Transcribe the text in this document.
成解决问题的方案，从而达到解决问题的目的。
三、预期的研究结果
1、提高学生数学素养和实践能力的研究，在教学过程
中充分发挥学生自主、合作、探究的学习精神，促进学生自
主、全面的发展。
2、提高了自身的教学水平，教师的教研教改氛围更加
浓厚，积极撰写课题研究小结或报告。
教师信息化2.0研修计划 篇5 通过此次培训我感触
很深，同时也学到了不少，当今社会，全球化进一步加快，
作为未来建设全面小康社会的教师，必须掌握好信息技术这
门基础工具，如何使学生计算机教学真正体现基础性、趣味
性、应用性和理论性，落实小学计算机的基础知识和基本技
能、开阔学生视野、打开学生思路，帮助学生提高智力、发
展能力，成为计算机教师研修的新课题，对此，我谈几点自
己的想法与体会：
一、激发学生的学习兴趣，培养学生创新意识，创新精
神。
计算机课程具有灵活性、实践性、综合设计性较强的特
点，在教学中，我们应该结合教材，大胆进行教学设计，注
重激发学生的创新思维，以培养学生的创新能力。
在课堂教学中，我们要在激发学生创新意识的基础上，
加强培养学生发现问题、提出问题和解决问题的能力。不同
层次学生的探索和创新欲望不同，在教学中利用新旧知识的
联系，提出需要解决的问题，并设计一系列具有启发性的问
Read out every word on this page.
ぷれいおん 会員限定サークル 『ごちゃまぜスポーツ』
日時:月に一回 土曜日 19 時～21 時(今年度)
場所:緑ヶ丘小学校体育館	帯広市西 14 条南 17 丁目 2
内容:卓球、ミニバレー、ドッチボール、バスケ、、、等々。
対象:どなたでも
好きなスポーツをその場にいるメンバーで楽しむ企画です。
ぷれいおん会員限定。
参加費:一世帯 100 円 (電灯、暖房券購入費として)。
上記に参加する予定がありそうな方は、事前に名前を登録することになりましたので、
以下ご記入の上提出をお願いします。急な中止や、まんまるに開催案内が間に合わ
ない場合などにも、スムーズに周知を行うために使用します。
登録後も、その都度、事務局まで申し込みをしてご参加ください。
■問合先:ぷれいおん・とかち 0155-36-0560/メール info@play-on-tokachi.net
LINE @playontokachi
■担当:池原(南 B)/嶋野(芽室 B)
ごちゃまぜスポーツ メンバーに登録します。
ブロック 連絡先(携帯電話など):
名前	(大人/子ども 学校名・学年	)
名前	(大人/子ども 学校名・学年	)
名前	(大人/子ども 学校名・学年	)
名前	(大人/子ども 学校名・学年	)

◇ ◇ ◇ ◇ ◇

# [GIVEN INSTRUCTION]
Give the count of lines in the listing above that include "this", with no other words.

# [RESULT OF THE EXERCISE]
2